DATA TO USE –
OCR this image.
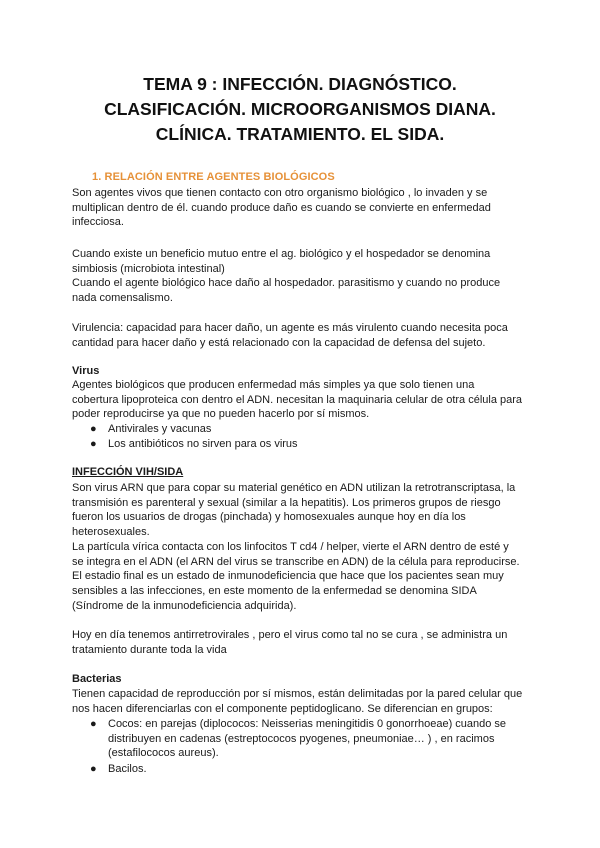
TEMA 9 : INFECCIÓN. DIAGNÓSTICO.
CLASIFICACIÓN. MICROORGANISMOS DIANA.
CLÍNICA. TRATAMIENTO. EL SIDA.
1. RELACIÓN ENTRE AGENTES BIOLÓGICOS

Son agentes vivos que tienen contacto con otro organismo biológico , lo invaden y se
multiplican dentro de él. cuando produce daño es cuando se convierte en enfermedad
infecciosa.

Cuando existe un beneficio mutuo entre el ag. biológico y el hospedador se denomina
simbiosis (microbiota intestinal)
Cuando el agente biológico hace daño al hospedador. parasitismo y cuando no produce
nada comensalismo.

Virulencia: capacidad para hacer daño, un agente es más virulento cuando necesita poca
cantidad para hacer daño y está relacionado con la capacidad de defensa del sujeto.

Virus

Agentes biológicos que producen enfermedad más simples ya que solo tienen una
cobertura lipoproteica con dentro el ADN. necesitan la maquinaria celular de otra célula para
poder reproducirse ya que no pueden hacerlo por sí mismos.

●	Antivirales y vacunas
●	Los antibióticos no sirven para os virus
INFECCIÓN VIH/SIDA

Son virus ARN que para copar su material genético en ADN utilizan la retrotranscriptasa, la
transmisión es parenteral y sexual (similar a la hepatitis). Los primeros grupos de riesgo
fueron los usuarios de drogas (pinchada) y homosexuales aunque hoy en día los
heterosexuales.
La partícula vírica contacta con los linfocitos T cd4 / helper, vierte el ARN dentro de esté y
se integra en el ADN (el ARN del virus se transcribe en ADN) de la célula para reproducirse.
El estadio final es un estado de inmunodeficiencia que hace que los pacientes sean muy
sensibles a las infecciones, en este momento de la enfermedad se denomina SIDA
(Síndrome de la inmunodeficiencia adquirida).

Hoy en día tenemos antirretrovirales , pero el virus como tal no se cura , se administra un
tratamiento durante toda la vida

Bacterias

Tienen capacidad de reproducción por sí mismos, están delimitadas por la pared celular que
nos hacen diferenciarlas con el componente peptidoglicano. Se diferencian en grupos:

●	Cocos: en parejas (diplococos: Neisserias meningitidis 0 gonorrhoeae) cuando se
distribuyen en cadenas (estreptococos pyogenes, pneumoniae… ) , en racimos
(estafilococos aureus).
●	Bacilos.
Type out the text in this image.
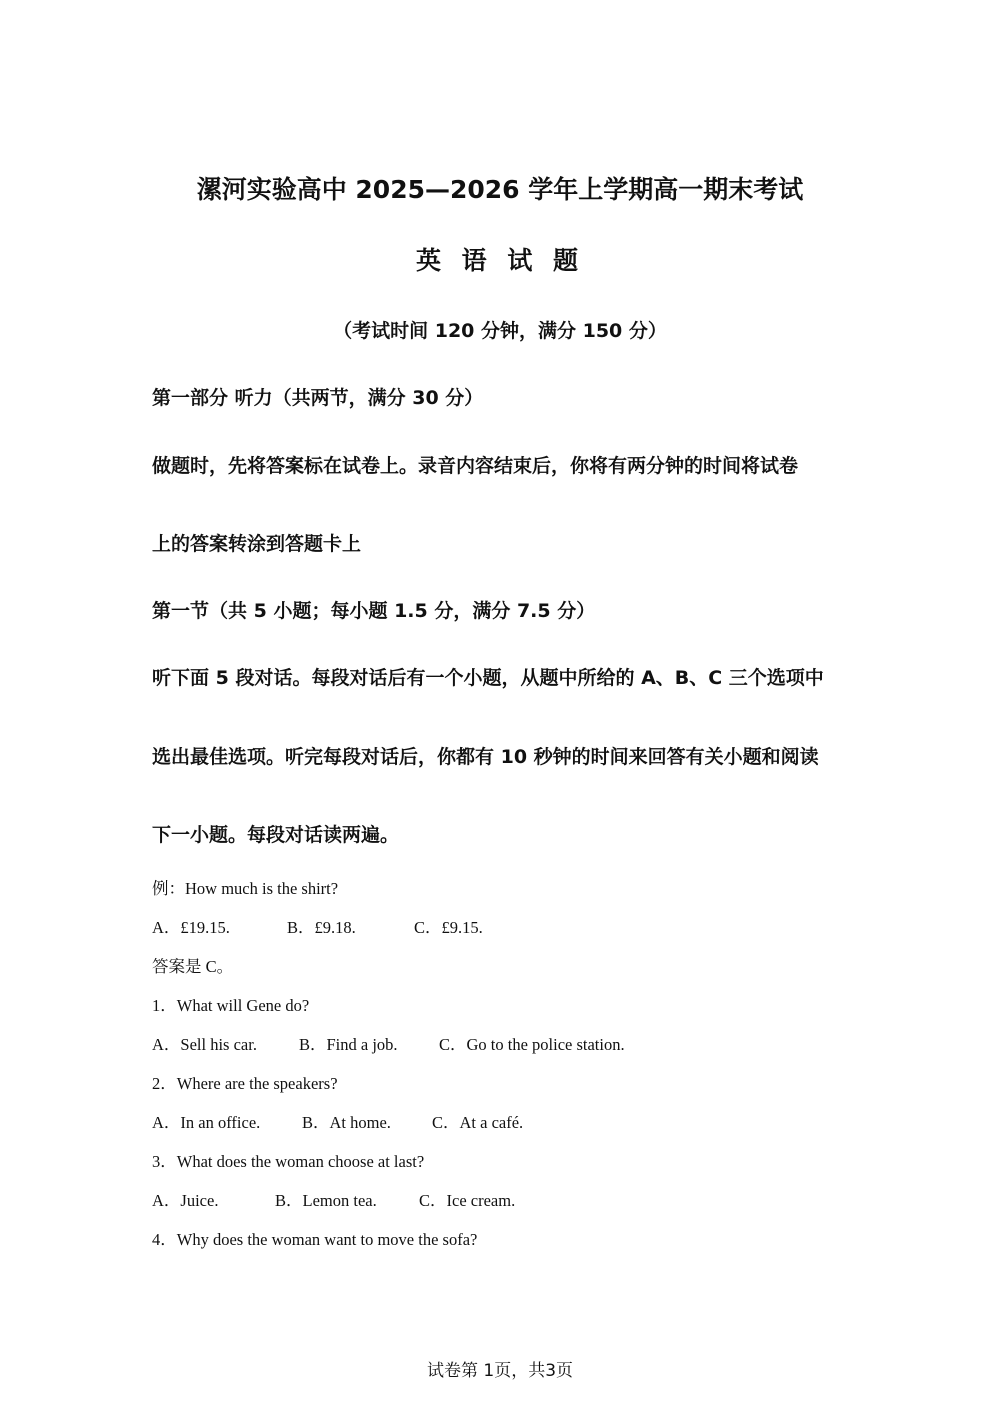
漯河实验高中 2025—2026 学年上学期高一期末考试
英 语 试 题
（考试时间 120 分钟，满分 150 分）
第一部分 听力（共两节，满分 30 分）
做题时，先将答案标在试卷上。录音内容结束后，你将有两分钟的时间将试卷
上的答案转涂到答题卡上
第一节（共 5 小题；每小题 1.5 分，满分 7.5 分）
听下面 5 段对话。每段对话后有一个小题，从题中所给的 A、B、C 三个选项中
选出最佳选项。听完每段对话后，你都有 10 秒钟的时间来回答有关小题和阅读
下一小题。每段对话读两遍。
例：How much is the shirt?
A．£19.15.	B．£9.18.	C．£9.15.
答案是 C。
1．What will Gene do?
A．Sell his car.	B．Find a job.	C．Go to the police station.
2．Where are the speakers?
A．In an office.	B．At home. C．At a café.
3．What does the woman choose at last?
A．Juice.	B．Lemon tea.	C．Ice cream.
4．Why does the woman want to move the sofa?
试卷第 1页，共3页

HOW TO COMPLETE THIS TASK –
Write every entry again exactly as given, skipping the pictures.

YOUR SOLUTION –
OCR this image.
TEMA 9 : INFECCIÓN. DIAGNÓSTICO.
CLASIFICACIÓN. MICROORGANISMOS DIANA.
CLÍNICA. TRATAMIENTO. EL SIDA.
1. RELACIÓN ENTRE AGENTES BIOLÓGICOS

Son agentes vivos que tienen contacto con otro organismo biológico , lo invaden y se
multiplican dentro de él. cuando produce daño es cuando se convierte en enfermedad
infecciosa.

Cuando existe un beneficio mutuo entre el ag. biológico y el hospedador se denomina
simbiosis (microbiota intestinal)
Cuando el agente biológico hace daño al hospedador. parasitismo y cuando no produce
nada comensalismo.

Virulencia: capacidad para hacer daño, un agente es más virulento cuando necesita poca
cantidad para hacer daño y está relacionado con la capacidad de defensa del sujeto.

Virus

Agentes biológicos que producen enfermedad más simples ya que solo tienen una
cobertura lipoproteica con dentro el ADN. necesitan la maquinaria celular de otra célula para
poder reproducirse ya que no pueden hacerlo por sí mismos.

●	Antivirales y vacunas
●	Los antibióticos no sirven para os virus
INFECCIÓN VIH/SIDA

Son virus ARN que para copar su material genético en ADN utilizan la retrotranscriptasa, la
transmisión es parenteral y sexual (similar a la hepatitis). Los primeros grupos de riesgo
fueron los usuarios de drogas (pinchada) y homosexuales aunque hoy en día los
heterosexuales.
La partícula vírica contacta con los linfocitos T cd4 / helper, vierte el ARN dentro de esté y
se integra en el ADN (el ARN del virus se transcribe en ADN) de la célula para reproducirse.
El estadio final es un estado de inmunodeficiencia que hace que los pacientes sean muy
sensibles a las infecciones, en este momento de la enfermedad se denomina SIDA
(Síndrome de la inmunodeficiencia adquirida).

Hoy en día tenemos antirretrovirales , pero el virus como tal no se cura , se administra un
tratamiento durante toda la vida

Bacterias

Tienen capacidad de reproducción por sí mismos, están delimitadas por la pared celular que
nos hacen diferenciarlas con el componente peptidoglicano. Se diferencian en grupos:

●	Cocos: en parejas (diplococos: Neisserias meningitidis 0 gonorrhoeae) cuando se
distribuyen en cadenas (estreptococos pyogenes, pneumoniae… ) , en racimos
(estafilococos aureus).
●	Bacilos.
Type out the text in this image.
漯河实验高中 2025—2026 学年上学期高一期末考试
英 语 试 题
（考试时间 120 分钟，满分 150 分）
第一部分 听力（共两节，满分 30 分）
做题时，先将答案标在试卷上。录音内容结束后，你将有两分钟的时间将试卷
上的答案转涂到答题卡上
第一节（共 5 小题；每小题 1.5 分，满分 7.5 分）
听下面 5 段对话。每段对话后有一个小题，从题中所给的 A、B、C 三个选项中
选出最佳选项。听完每段对话后，你都有 10 秒钟的时间来回答有关小题和阅读
下一小题。每段对话读两遍。
例：How much is the shirt?
A．£19.15.	B．£9.18.	C．£9.15.
答案是 C。
1．What will Gene do?
A．Sell his car.	B．Find a job.	C．Go to the police station.
2．Where are the speakers?
A．In an office.	B．At home. C．At a café.
3．What does the woman choose at last?
A．Juice.	B．Lemon tea.	C．Ice cream.
4．Why does the woman want to move the sofa?
试卷第 1页，共3页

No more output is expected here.